◆ Written instruction
Collect each line of the entries that holds the string "chance".

◆ Record excerpts

· · · · · · ·

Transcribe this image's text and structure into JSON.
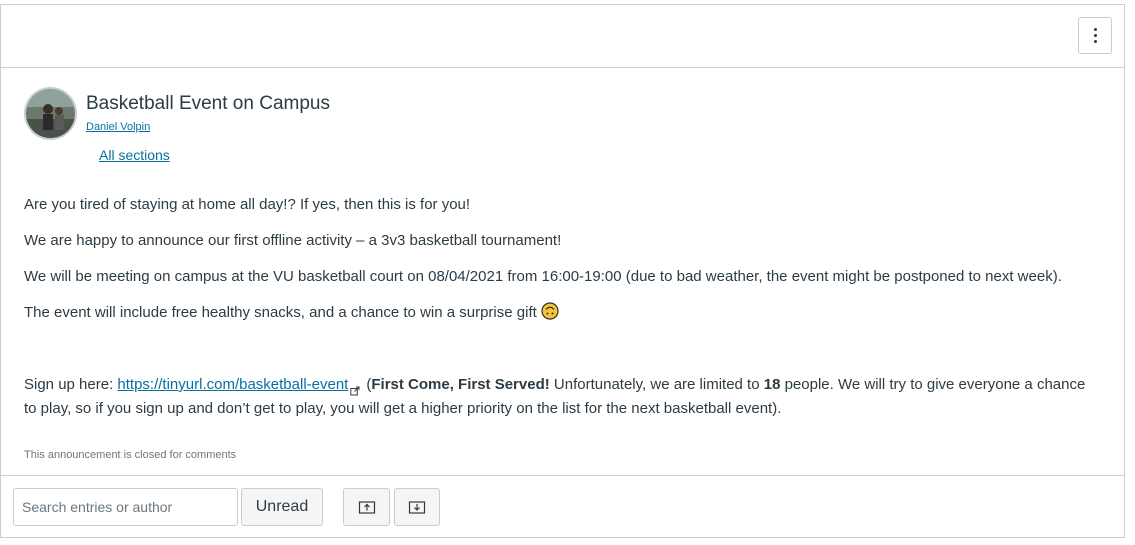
{
  "post": {
    "title": "Basketball Event on Campus",
    "author": "Daniel Volpin",
    "sections": "All sections",
    "paragraphs": [
      "Are you tired of staying at home all day!? If yes, then this is for you!",
      "We are happy to announce our first offline activity – a 3v3 basketball tournament!",
      "We will be meeting on campus at the VU basketball court on 08/04/2021 from 16:00-19:00 (due to bad weather, the event might be postponed to next week).",
      "The event will include free healthy snacks, and a chance to win a surprise gift"
    ],
    "signup": {
      "prefix": "Sign up here: ",
      "link_text": "https://tinyurl.com/basketball-event",
      "bold1": "First Come, First Served!",
      "mid": " Unfortunately, we are limited to ",
      "bold2": "18",
      "rest": " people. We will try to give everyone a chance to play, so if you sign up and don’t get to play, you will get a higher priority on the list for the next basketball event)."
    },
    "closed_note": "This announcement is closed for comments"
  },
  "toolbar": {
    "search_placeholder": "Search entries or author",
    "unread_label": "Unread"
  },
  "icons": {
    "options": "kebab-menu-icon",
    "external_link": "external-link-icon",
    "emoji": "upside-down-face-emoji",
    "expand": "expand-threads-icon",
    "collapse": "collapse-threads-icon"
  },
  "colors": {
    "link": "#0770a3",
    "text": "#2d3b45",
    "border": "#c7cdd1",
    "emoji": "#f7c43a"
  }
}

· · · · · · ·

◆ Final result
      "The event will include free healthy snacks, and a chance to win a surprise gift"
      "rest": " people. We will try to give everyone a chance to play, so if you sign up and don’t get to play, you will get a higher priority on the list for the next basketball event)."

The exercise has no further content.